At the 2010 Czech parliamentary election, the ČSSD gained 22.08% of the vote but remained the largest party, with 56 seats. Failing to form a governing coalition, it remained in opposition to a government coalition of the ODS, conservative TOP 09 and conservative-liberal Public Affairs parties. Paroubek resigned as leader on 7 June and was succeeded by Sobotka. It remained the largest party after the 2013 Czech parliamentary election, and in December of the same year formed a governing coalition with the populist ANO 2011 and the centrist Christian and Democratic Union – Czechoslovak People's Party. The leader of ČSSD, Bohuslav Sobotka, became the new Prime Minister of the Czech Republic.

=== Data records ===
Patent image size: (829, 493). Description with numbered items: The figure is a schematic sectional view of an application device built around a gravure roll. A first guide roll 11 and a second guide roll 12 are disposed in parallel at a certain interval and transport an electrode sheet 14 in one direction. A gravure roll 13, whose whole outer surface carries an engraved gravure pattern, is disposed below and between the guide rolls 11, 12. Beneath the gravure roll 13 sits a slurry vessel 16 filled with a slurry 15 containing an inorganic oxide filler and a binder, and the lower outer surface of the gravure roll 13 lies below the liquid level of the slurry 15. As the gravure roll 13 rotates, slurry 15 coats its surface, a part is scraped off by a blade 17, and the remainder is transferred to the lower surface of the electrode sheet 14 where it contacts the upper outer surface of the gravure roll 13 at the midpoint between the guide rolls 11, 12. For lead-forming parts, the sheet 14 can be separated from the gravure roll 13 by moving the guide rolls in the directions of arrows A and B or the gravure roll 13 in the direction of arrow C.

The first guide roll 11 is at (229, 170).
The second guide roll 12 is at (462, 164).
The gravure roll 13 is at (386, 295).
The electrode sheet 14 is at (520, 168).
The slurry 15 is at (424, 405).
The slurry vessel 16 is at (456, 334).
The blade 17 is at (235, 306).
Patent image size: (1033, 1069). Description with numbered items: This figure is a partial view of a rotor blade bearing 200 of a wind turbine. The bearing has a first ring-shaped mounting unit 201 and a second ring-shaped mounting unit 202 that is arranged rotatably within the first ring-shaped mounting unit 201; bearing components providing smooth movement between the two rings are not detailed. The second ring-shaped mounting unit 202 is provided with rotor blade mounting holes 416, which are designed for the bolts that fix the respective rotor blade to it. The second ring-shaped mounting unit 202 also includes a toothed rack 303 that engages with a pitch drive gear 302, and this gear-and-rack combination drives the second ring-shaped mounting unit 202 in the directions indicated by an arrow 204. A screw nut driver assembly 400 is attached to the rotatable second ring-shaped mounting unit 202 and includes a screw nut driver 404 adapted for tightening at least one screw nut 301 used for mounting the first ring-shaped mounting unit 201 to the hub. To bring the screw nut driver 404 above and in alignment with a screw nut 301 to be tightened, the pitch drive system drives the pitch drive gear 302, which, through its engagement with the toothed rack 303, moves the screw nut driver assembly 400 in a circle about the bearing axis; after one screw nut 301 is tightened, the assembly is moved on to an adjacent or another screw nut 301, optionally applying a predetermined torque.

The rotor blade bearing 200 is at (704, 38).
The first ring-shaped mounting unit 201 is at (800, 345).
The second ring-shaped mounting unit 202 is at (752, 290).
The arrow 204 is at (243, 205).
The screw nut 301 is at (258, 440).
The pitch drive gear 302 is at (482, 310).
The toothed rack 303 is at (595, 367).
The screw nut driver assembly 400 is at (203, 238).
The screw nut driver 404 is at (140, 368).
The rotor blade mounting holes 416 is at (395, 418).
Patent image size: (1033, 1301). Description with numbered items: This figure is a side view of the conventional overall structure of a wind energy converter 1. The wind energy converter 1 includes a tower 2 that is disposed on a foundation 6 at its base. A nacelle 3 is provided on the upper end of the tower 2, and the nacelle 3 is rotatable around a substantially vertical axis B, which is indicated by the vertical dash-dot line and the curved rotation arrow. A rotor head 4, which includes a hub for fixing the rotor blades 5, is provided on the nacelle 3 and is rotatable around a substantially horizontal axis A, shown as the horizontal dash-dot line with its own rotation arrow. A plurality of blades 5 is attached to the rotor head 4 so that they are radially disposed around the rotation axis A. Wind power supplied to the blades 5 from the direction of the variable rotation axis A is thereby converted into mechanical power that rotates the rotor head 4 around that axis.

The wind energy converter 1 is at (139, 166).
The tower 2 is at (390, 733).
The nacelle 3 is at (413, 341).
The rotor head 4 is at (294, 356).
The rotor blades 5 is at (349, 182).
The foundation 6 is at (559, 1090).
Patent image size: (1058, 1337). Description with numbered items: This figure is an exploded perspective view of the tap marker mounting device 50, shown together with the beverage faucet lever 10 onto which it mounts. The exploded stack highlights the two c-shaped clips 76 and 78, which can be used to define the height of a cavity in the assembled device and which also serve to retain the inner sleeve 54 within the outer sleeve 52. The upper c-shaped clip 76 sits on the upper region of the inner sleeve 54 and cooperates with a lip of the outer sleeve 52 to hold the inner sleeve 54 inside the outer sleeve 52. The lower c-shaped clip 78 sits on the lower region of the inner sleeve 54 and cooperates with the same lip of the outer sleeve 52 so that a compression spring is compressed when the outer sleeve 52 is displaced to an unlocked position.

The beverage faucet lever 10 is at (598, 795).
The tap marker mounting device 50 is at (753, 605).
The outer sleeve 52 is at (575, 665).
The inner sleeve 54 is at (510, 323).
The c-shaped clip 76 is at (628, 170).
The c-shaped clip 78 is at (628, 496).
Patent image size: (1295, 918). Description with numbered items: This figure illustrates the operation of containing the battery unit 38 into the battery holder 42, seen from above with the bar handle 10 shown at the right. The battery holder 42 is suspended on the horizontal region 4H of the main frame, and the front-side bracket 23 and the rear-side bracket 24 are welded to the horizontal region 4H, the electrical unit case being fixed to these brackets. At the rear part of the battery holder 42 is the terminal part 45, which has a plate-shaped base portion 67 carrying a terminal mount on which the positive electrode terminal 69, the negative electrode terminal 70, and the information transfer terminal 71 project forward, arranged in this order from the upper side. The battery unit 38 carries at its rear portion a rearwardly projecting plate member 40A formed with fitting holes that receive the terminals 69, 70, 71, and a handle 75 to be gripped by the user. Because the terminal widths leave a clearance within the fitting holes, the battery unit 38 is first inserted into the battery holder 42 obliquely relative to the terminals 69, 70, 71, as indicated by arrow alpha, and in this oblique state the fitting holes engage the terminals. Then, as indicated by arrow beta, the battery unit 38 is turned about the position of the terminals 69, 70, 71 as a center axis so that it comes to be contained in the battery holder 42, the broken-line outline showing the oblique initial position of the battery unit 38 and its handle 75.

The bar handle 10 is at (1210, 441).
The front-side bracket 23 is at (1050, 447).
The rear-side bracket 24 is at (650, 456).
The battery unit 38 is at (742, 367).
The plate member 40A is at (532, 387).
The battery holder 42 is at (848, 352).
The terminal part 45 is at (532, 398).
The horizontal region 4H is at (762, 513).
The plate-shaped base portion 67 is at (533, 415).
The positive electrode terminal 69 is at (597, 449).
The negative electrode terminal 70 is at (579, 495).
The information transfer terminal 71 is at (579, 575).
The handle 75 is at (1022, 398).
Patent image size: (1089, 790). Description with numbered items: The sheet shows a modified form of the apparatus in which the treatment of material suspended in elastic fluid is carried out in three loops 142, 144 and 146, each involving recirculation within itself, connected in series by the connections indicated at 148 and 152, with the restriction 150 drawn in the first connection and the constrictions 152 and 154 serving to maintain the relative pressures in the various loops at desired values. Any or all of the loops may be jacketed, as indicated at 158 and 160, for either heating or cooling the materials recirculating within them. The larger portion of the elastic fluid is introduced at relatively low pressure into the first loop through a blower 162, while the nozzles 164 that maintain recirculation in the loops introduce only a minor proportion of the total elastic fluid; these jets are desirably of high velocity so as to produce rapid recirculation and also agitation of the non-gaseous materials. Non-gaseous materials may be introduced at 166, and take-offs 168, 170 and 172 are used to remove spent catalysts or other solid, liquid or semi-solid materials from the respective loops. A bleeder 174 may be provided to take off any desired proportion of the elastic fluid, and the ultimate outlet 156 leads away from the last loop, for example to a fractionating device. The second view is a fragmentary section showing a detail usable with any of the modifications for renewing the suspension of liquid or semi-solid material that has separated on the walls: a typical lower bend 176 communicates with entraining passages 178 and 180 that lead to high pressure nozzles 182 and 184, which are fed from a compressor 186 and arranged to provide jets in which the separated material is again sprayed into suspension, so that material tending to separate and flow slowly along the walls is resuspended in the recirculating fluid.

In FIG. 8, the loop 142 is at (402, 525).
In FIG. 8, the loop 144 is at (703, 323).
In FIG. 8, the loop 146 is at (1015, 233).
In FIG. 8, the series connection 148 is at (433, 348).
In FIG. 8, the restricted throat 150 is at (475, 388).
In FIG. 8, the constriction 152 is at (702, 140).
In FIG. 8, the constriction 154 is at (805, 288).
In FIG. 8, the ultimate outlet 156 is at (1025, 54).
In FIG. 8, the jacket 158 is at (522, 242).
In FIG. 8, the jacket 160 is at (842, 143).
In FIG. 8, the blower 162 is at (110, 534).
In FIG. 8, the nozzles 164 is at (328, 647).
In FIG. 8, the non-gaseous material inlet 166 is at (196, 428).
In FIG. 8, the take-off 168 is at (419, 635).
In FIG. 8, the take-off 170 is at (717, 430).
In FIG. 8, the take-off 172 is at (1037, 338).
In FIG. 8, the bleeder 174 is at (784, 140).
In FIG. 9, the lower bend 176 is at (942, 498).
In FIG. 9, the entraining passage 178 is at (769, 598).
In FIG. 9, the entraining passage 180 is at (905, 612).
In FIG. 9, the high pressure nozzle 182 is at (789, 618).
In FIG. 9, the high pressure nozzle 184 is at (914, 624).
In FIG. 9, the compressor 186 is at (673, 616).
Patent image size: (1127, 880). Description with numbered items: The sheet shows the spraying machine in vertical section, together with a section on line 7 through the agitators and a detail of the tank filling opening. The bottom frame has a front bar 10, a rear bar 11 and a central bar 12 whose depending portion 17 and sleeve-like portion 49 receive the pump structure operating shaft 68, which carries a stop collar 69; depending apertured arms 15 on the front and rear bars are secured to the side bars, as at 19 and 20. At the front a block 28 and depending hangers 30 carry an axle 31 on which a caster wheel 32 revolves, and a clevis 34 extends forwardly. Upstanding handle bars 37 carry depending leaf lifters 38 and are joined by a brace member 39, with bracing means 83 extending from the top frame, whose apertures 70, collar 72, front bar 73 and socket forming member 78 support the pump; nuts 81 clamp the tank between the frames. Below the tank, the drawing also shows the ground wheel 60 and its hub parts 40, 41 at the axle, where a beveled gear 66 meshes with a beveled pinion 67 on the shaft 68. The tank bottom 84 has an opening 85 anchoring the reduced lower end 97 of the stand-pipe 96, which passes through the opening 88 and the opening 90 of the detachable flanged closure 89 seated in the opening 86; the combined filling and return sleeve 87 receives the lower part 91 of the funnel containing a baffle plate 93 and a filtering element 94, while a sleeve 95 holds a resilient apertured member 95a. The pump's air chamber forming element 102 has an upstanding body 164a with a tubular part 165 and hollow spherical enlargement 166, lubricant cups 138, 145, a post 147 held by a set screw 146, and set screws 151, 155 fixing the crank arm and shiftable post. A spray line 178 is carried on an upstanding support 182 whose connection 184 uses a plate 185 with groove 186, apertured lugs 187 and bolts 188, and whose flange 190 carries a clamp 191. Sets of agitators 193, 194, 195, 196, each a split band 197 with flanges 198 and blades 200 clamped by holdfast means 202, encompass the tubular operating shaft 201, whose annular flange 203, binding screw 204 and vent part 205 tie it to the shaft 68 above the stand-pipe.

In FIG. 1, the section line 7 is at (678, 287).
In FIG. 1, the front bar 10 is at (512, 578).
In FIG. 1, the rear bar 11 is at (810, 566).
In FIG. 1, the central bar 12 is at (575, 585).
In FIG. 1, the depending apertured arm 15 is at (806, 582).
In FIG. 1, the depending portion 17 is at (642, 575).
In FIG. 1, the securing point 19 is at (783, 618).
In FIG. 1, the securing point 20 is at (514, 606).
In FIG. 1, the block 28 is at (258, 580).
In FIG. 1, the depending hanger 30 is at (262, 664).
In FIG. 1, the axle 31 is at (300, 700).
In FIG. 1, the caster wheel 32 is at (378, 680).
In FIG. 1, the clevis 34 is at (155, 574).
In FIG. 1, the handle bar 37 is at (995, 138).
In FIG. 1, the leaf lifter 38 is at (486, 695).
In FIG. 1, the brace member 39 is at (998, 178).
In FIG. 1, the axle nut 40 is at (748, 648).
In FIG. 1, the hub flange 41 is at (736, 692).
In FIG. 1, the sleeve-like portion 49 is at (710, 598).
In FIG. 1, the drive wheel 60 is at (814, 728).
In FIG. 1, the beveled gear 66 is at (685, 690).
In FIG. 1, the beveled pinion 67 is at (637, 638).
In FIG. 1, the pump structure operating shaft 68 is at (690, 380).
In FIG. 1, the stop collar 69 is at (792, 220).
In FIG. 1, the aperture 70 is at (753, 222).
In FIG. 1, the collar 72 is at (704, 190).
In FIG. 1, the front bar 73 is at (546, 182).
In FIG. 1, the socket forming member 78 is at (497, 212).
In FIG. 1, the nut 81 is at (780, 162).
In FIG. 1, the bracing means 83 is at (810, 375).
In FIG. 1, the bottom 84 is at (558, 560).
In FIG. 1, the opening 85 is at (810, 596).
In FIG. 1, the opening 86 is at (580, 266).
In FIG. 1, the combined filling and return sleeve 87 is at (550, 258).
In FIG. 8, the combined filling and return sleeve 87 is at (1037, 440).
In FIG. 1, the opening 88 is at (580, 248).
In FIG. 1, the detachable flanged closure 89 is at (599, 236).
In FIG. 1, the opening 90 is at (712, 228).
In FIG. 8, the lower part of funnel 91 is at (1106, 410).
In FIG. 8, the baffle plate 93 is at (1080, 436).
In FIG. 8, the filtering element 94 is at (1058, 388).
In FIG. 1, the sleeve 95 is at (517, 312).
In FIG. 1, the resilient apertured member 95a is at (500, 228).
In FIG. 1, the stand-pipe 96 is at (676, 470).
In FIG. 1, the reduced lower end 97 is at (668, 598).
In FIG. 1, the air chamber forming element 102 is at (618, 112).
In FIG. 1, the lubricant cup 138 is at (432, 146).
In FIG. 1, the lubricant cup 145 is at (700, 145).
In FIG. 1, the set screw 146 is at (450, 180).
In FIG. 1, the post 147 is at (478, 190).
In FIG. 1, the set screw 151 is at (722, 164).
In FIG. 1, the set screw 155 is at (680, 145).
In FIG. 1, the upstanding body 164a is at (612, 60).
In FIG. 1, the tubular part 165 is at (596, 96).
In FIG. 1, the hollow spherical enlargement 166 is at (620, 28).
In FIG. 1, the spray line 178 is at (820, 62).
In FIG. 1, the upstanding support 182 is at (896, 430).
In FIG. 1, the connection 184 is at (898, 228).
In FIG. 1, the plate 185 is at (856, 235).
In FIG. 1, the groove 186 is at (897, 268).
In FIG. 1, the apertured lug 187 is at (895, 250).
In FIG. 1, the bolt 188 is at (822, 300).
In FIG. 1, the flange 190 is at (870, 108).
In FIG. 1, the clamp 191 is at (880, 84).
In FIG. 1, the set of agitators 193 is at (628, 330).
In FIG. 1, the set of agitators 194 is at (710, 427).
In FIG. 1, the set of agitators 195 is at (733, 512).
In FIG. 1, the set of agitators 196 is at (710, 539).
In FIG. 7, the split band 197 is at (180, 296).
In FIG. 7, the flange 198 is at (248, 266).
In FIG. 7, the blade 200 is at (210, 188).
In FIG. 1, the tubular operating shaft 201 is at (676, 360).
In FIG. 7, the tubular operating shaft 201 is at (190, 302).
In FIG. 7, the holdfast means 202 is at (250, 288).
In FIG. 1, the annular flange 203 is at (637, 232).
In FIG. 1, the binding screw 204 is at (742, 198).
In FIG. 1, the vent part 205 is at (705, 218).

=== Tasks for this exercise ===
1. Which political parties are named in the passage about the ČSSD? List every one.
2. Continue the passage about the ČSSD, starting after its last sentence.
The data has no connection to the passage about the ČSSD.

=== Outputs for the tasks ===
1.
- ČSSD
- ODS
- TOP 09
- Public Affairs
- ANO 2011
- Christian and Democratic Union – Czechoslovak People's Party

2.
The party suffered heavy losses in the 2017 Czech parliamentary election and was reduced to 15 seats, the worst result in its history. ČSSD suffered another defeat in the Prague Municipal, local and Senate elections in 2018. ČSSD lost 12 senators (only one managed to win re-election), all Prague deputies and more than half of their local councillors. In 2019 ČSSD lost all their representatives in the European Parliament. Some political commentators have interpreted the string of poor results as a sign of ČSSD losing their position in national politics. ČSSD suffered another defeat in 2020 Regional Elections and Senate elections, when they lost 10 senators (none re-elected) and 97 regional deputies. From 2018 to 2021, ČSSD had Jan Hamáček as First Deputy Prime Minister and Minister of Interior, Jana Maláčová as Minister of Labour and Social Affairs, Lubomír Zaorálek as Minister of Culture, and Miroslav Toman as Minister of Agriculture.

=== Extra-parliamentary party since 2021 ===
In the 2021 election the party fell short of the 5% threshold and subsequently lost all of its seats in the Chamber of Deputies. This came as a shock to much of the party membership, who were reportedly optimistic about party results even as predictions showed party losing its representation. Party chair Jan Hamáček resigned on the election day, as some high-ranking members blamed ANO for the loss.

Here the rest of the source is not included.